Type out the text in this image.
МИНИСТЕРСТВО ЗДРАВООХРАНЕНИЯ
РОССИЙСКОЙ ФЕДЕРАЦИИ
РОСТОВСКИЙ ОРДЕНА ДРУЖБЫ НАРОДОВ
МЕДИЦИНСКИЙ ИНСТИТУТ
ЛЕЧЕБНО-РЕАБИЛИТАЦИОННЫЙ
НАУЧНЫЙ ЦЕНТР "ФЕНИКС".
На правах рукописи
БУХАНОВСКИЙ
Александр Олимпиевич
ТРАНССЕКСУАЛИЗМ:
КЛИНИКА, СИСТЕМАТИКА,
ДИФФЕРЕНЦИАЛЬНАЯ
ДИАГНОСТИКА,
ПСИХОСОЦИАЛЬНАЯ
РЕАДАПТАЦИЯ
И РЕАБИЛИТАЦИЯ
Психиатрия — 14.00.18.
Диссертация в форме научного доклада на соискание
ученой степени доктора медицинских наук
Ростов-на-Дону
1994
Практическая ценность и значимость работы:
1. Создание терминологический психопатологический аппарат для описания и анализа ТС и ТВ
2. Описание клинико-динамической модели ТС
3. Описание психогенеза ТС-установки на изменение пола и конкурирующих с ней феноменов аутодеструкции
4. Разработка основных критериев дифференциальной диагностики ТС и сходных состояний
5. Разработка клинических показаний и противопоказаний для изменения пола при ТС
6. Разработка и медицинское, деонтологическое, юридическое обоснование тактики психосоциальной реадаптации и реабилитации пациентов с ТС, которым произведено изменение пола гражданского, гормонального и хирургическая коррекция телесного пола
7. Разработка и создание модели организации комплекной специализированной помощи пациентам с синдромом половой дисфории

· · ·

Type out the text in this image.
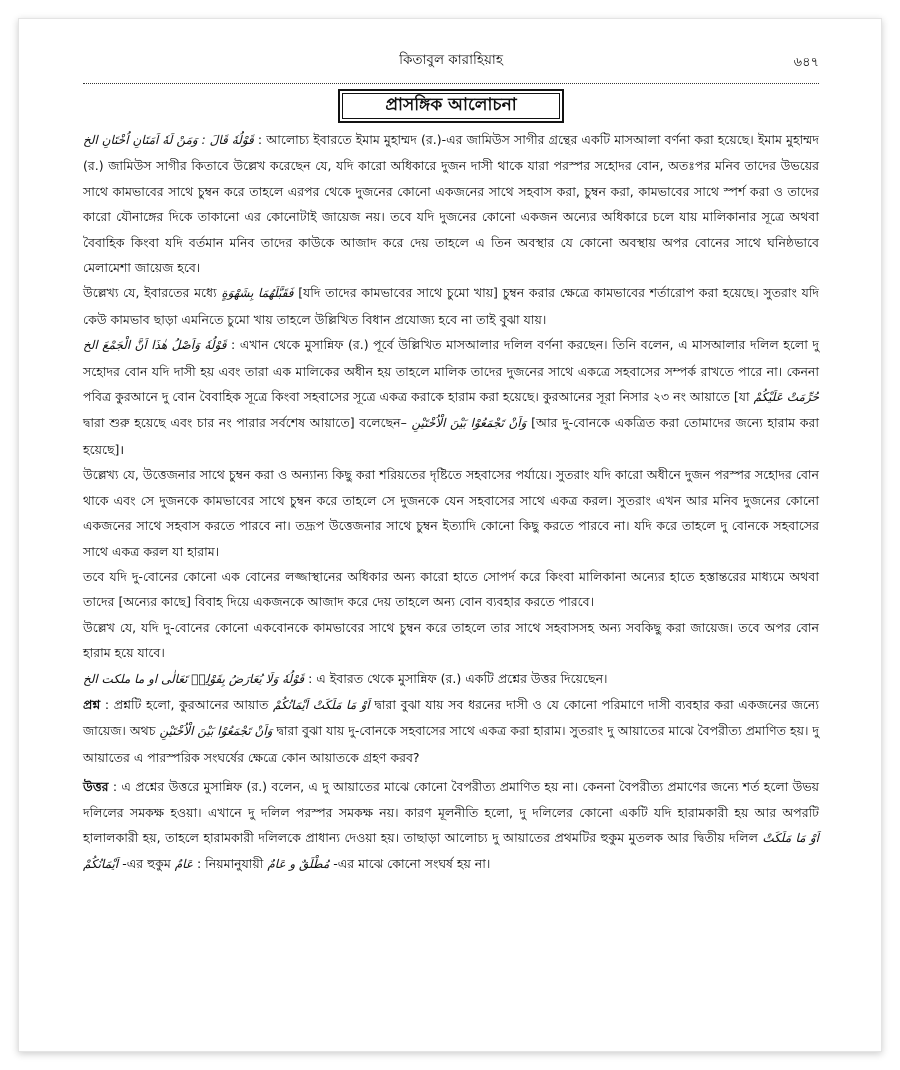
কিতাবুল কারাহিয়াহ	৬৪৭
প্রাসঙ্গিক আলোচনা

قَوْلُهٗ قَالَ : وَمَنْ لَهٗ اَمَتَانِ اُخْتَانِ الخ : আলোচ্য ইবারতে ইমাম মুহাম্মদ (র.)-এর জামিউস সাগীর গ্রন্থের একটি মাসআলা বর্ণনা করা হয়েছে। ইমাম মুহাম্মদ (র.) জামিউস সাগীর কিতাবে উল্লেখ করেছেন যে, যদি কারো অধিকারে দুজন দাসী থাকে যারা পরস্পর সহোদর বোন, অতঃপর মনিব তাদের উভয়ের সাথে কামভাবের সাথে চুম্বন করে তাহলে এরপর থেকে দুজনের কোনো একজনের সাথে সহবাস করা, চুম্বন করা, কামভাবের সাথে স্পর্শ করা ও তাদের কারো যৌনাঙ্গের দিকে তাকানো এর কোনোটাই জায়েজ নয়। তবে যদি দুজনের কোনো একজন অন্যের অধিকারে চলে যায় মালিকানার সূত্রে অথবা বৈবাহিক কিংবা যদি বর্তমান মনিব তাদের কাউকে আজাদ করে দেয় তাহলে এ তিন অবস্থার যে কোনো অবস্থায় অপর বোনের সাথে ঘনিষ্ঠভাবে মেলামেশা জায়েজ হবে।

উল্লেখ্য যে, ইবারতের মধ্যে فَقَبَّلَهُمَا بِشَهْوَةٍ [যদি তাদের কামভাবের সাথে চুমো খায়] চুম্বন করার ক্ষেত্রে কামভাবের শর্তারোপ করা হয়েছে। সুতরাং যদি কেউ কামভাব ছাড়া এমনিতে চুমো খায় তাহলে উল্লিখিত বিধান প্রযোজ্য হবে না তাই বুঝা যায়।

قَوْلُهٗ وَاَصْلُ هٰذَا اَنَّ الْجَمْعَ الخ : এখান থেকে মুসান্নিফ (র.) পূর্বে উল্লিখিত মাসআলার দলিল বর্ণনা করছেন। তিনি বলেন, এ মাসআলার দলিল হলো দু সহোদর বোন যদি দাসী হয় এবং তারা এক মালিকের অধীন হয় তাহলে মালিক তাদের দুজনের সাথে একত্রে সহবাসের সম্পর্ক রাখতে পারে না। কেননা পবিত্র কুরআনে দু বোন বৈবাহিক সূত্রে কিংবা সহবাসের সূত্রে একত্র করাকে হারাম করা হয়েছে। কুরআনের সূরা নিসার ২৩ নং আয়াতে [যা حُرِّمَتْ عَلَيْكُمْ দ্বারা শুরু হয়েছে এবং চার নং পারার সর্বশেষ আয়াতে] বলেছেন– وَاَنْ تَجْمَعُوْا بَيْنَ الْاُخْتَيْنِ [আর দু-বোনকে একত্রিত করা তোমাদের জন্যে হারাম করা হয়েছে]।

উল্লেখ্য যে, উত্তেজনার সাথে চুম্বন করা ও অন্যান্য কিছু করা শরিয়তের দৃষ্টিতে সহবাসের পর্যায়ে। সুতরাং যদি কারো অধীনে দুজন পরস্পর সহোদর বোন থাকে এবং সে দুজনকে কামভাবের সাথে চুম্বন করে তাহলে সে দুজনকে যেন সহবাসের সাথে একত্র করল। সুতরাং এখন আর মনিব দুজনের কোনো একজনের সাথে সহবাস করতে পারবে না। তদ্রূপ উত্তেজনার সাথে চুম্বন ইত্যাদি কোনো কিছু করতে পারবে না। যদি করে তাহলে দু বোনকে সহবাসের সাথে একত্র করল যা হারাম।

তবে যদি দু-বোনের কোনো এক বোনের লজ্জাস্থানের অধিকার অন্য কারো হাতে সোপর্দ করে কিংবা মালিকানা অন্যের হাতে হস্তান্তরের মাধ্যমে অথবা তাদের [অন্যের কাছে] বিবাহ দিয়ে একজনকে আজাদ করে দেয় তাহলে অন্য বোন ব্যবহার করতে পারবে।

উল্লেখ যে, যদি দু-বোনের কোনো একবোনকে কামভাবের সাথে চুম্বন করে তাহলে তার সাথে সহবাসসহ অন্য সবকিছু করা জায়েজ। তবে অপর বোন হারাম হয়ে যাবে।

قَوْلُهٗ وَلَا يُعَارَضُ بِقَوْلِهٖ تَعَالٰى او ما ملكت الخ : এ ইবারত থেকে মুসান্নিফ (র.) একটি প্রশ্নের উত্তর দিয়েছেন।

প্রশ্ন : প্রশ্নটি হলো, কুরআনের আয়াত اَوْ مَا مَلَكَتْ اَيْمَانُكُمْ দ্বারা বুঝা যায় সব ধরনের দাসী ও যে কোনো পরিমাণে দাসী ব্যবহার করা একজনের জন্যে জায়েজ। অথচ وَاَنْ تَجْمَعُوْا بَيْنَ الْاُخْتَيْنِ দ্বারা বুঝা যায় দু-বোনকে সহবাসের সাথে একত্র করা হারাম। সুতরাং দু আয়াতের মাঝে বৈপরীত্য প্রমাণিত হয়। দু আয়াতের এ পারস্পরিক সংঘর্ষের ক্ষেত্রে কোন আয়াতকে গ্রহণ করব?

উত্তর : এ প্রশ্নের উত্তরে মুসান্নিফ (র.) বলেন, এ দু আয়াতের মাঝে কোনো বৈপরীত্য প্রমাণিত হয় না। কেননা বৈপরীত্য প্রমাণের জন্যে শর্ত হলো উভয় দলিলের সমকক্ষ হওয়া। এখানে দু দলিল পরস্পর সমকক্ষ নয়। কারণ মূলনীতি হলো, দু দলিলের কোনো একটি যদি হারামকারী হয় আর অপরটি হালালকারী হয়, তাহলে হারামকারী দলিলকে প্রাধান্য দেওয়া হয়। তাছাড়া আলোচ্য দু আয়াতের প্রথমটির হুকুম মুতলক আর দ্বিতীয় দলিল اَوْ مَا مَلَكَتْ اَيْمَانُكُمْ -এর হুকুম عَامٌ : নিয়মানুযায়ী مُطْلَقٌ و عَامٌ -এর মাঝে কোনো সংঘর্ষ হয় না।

· · ·

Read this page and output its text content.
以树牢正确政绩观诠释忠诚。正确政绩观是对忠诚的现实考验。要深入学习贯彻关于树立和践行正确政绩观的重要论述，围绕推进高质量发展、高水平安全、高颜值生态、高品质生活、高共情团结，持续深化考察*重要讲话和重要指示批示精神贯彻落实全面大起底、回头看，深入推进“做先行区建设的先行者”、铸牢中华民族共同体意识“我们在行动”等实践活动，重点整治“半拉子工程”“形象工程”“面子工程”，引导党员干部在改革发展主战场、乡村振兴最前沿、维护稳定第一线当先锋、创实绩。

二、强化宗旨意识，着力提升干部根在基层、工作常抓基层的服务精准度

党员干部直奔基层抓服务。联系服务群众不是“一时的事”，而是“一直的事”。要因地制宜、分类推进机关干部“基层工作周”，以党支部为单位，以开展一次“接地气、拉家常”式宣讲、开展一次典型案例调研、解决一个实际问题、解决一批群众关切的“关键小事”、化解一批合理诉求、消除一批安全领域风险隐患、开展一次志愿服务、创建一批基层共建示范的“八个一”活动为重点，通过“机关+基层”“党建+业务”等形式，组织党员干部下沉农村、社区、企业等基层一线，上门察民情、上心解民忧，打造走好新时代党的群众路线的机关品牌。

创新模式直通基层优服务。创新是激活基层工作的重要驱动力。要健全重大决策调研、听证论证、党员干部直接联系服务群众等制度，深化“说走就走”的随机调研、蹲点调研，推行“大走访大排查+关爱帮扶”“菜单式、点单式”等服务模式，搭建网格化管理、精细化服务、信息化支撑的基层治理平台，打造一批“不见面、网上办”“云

· · ·

Written request: Provide the number of lines in these entries that hold the word "Описание", without any accompanying text.

Response to this exercise: 2